The problem:
Look at the entries below and reproduce them exactly.

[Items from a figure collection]
§ §
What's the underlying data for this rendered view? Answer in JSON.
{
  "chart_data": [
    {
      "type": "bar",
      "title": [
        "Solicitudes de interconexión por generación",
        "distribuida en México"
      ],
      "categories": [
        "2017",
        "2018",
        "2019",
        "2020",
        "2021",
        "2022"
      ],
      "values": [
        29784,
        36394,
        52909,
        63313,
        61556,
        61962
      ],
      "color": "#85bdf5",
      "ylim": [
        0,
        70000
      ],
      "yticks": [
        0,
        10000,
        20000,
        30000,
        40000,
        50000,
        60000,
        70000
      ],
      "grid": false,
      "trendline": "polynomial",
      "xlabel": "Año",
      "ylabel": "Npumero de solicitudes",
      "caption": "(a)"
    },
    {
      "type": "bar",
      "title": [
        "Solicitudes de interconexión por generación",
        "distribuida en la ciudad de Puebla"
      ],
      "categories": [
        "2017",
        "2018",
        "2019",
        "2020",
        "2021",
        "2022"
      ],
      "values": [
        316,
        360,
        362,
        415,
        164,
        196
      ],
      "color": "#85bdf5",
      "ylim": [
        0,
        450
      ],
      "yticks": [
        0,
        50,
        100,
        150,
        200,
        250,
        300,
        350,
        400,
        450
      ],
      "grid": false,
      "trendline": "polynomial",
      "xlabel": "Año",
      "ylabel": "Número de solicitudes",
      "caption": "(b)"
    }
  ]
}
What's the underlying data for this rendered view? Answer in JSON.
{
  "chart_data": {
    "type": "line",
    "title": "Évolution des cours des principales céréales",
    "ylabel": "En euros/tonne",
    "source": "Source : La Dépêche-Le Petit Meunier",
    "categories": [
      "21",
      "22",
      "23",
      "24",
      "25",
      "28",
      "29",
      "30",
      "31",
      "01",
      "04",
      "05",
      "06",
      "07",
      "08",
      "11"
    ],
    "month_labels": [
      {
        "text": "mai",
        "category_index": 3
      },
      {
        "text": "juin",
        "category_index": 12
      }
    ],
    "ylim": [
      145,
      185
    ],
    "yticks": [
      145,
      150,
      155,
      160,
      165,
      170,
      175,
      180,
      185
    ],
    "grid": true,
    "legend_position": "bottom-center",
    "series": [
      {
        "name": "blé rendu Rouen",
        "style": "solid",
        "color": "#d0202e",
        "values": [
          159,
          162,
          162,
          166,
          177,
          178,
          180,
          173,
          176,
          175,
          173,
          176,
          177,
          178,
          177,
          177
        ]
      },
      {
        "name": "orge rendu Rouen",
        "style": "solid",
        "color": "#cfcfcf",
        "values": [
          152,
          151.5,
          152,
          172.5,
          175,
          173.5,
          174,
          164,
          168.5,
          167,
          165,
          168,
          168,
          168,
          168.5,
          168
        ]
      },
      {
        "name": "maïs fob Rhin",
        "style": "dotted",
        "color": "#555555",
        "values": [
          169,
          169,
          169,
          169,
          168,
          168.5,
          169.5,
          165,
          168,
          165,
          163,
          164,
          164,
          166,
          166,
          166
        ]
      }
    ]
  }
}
§ §
Task solution:
What's the underlying data for this rendered view? Answer in JSON.
{
  "chart_data": [
    {
      "type": "bar",
      "title": [
        "Solicitudes de interconexión por generación",
        "distribuida en México"
      ],
      "categories": [
        "2017",
        "2018",
        "2019",
        "2020",
        "2021",
        "2022"
      ],
      "values": [
        29784,
        36394,
        52909,
        63313,
        61556,
        61962
      ],
      "color": "#85bdf5",
      "ylim": [
        0,
        70000
      ],
      "yticks": [
        0,
        10000,
        20000,
        30000,
        40000,
        50000,
        60000,
        70000
      ],
      "grid": false,
      "trendline": "polynomial",
      "xlabel": "Año",
      "ylabel": "Npumero de solicitudes",
      "caption": "(a)"
    },
    {
      "type": "bar",
      "title": [
        "Solicitudes de interconexión por generación",
        "distribuida en la ciudad de Puebla"
      ],
      "categories": [
        "2017",
        "2018",
        "2019",
        "2020",
        "2021",
        "2022"
      ],
      "values": [
        316,
        360,
        362,
        415,
        164,
        196
      ],
      "color": "#85bdf5",
      "ylim": [
        0,
        450
      ],
      "yticks": [
        0,
        50,
        100,
        150,
        200,
        250,
        300,
        350,
        400,
        450
      ],
      "grid": false,
      "trendline": "polynomial",
      "xlabel": "Año",
      "ylabel": "Número de solicitudes",
      "caption": "(b)"
    }
  ]
}
What's the underlying data for this rendered view? Answer in JSON.
{
  "chart_data": {
    "type": "line",
    "title": "Évolution des cours des principales céréales",
    "ylabel": "En euros/tonne",
    "source": "Source : La Dépêche-Le Petit Meunier",
    "categories": [
      "21",
      "22",
      "23",
      "24",
      "25",
      "28",
      "29",
      "30",
      "31",
      "01",
      "04",
      "05",
      "06",
      "07",
      "08",
      "11"
    ],
    "month_labels": [
      {
        "text": "mai",
        "category_index": 3
      },
      {
        "text": "juin",
        "category_index": 12
      }
    ],
    "ylim": [
      145,
      185
    ],
    "yticks": [
      145,
      150,
      155,
      160,
      165,
      170,
      175,
      180,
      185
    ],
    "grid": true,
    "legend_position": "bottom-center",
    "series": [
      {
        "name": "blé rendu Rouen",
        "style": "solid",
        "color": "#d0202e",
        "values": [
          159,
          162,
          162,
          166,
          177,
          178,
          180,
          173,
          176,
          175,
          173,
          176,
          177,
          178,
          177,
          177
        ]
      },
      {
        "name": "orge rendu Rouen",
        "style": "solid",
        "color": "#cfcfcf",
        "values": [
          152,
          151.5,
          152,
          172.5,
          175,
          173.5,
          174,
          164,
          168.5,
          167,
          165,
          168,
          168,
          168,
          168.5,
          168
        ]
      },
      {
        "name": "maïs fob Rhin",
        "style": "dotted",
        "color": "#555555",
        "values": [
          169,
          169,
          169,
          169,
          168,
          168.5,
          169.5,
          165,
          168,
          165,
          163,
          164,
          164,
          166,
          166,
          166
        ]
      }
    ]
  }
}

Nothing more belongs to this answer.